[Figure record extracts]
┌────────

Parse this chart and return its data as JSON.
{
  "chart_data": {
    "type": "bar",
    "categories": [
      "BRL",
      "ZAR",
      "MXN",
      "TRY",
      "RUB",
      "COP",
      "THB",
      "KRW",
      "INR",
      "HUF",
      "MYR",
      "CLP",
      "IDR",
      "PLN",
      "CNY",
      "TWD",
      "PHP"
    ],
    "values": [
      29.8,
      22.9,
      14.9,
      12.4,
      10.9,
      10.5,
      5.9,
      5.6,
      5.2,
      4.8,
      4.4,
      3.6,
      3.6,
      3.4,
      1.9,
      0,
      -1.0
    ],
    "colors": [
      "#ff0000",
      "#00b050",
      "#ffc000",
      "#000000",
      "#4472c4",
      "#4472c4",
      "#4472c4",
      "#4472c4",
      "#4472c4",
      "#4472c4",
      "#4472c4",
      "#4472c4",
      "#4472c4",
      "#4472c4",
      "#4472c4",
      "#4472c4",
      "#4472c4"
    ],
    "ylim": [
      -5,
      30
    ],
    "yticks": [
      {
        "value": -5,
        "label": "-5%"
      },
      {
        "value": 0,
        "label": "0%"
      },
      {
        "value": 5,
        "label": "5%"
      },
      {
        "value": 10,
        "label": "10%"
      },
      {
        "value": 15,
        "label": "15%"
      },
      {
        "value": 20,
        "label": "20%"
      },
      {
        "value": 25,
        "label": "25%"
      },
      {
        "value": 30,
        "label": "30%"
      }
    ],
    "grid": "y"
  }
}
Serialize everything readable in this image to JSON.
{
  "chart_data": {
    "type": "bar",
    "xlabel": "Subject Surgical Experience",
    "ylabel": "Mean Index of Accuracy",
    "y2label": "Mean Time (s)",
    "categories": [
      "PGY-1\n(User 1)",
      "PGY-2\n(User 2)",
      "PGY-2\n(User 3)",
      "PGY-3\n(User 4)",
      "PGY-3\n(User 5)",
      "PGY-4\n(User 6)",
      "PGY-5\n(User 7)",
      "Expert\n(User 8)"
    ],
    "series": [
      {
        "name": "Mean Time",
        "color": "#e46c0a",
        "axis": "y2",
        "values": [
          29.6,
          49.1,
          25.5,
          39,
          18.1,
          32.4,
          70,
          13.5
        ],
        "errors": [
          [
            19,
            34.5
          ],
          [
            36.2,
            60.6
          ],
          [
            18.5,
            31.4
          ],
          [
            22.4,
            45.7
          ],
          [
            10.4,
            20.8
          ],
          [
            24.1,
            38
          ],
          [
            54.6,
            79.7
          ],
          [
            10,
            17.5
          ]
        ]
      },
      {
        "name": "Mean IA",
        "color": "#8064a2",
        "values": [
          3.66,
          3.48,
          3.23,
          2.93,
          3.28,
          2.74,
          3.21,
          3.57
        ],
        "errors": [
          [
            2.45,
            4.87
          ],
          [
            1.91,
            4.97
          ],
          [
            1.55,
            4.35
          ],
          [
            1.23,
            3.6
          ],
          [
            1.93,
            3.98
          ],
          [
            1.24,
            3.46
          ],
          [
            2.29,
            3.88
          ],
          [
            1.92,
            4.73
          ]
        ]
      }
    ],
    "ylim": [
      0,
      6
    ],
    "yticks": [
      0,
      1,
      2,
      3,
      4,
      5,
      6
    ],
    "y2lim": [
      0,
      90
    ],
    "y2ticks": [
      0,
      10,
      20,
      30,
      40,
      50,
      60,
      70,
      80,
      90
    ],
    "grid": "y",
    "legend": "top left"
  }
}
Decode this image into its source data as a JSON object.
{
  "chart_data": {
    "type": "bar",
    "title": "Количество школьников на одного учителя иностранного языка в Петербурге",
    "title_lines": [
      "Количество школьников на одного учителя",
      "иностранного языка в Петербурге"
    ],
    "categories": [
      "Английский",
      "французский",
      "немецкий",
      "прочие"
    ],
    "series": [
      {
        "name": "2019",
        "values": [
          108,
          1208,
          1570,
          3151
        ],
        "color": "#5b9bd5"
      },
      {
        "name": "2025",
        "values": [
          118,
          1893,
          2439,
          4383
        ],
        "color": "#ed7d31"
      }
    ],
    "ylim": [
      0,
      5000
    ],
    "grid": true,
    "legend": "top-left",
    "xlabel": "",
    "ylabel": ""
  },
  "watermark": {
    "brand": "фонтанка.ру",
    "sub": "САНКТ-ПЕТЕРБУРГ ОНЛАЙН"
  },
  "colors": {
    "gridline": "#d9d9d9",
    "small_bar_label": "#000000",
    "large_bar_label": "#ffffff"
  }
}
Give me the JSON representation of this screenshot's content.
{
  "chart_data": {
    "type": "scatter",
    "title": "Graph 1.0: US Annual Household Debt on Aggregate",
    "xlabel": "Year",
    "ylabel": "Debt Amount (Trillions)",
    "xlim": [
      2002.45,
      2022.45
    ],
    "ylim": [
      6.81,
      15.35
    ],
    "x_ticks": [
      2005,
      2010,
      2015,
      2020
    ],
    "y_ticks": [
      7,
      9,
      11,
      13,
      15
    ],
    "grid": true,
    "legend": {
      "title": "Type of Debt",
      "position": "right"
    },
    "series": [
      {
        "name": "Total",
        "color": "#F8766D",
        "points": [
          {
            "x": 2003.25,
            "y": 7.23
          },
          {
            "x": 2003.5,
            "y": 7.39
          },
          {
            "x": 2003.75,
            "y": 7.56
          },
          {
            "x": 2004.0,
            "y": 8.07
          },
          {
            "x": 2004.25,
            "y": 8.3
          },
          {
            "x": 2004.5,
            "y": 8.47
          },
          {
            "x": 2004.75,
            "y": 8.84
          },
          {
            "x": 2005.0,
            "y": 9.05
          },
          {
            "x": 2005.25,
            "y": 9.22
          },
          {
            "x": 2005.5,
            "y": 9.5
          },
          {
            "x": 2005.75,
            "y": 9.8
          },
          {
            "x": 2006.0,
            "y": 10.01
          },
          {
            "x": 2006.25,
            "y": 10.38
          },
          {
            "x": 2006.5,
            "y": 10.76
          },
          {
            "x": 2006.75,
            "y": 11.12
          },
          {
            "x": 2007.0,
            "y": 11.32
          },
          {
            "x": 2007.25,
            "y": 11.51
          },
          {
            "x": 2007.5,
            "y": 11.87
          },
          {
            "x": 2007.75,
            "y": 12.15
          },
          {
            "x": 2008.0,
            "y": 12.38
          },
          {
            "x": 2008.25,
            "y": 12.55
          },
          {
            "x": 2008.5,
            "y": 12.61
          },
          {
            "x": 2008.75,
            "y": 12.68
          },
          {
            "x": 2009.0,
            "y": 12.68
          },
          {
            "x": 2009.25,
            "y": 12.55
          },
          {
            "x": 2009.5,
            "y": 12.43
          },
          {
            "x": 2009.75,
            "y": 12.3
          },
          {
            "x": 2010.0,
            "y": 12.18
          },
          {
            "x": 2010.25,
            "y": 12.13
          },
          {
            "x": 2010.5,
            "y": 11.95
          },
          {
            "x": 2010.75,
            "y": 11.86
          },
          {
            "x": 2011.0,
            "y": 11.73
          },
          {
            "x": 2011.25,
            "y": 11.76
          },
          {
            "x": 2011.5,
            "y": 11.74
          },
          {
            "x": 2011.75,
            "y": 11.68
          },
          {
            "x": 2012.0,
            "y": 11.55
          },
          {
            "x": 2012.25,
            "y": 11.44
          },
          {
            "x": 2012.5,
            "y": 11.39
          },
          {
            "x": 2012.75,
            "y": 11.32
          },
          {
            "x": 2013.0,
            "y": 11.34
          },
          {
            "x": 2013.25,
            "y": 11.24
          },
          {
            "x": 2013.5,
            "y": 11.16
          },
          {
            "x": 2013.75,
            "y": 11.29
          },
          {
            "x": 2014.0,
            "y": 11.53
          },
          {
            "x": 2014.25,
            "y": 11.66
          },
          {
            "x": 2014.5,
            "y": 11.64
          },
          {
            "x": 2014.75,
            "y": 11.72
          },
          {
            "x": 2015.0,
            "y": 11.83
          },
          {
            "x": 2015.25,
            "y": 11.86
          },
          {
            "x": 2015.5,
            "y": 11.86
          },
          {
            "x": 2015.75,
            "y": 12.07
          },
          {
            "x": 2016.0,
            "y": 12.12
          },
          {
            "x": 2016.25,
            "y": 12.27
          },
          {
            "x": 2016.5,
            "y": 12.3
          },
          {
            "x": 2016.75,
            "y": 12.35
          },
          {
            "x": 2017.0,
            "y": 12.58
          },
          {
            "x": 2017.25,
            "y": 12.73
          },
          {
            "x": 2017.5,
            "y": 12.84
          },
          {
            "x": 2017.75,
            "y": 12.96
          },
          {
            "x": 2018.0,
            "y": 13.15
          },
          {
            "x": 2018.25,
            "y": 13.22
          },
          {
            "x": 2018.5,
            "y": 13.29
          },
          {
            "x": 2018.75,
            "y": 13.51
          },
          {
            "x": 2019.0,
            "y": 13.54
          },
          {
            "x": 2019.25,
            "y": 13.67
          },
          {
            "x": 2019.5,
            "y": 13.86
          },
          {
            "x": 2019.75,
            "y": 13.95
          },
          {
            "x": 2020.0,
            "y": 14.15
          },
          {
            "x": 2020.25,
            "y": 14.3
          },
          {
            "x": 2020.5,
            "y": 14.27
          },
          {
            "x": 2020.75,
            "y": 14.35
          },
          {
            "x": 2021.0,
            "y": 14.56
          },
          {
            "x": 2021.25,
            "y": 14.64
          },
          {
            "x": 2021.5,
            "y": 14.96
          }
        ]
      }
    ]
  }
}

└────────

WHAT THIS TASK INVOLVES:
Read the entries and select each line where the word "учителя" is found.

WRITTEN ANSWER:
    "title": "Количество школьников на одного учителя иностранного языка в Петербурге",
      "Количество школьников на одного учителя",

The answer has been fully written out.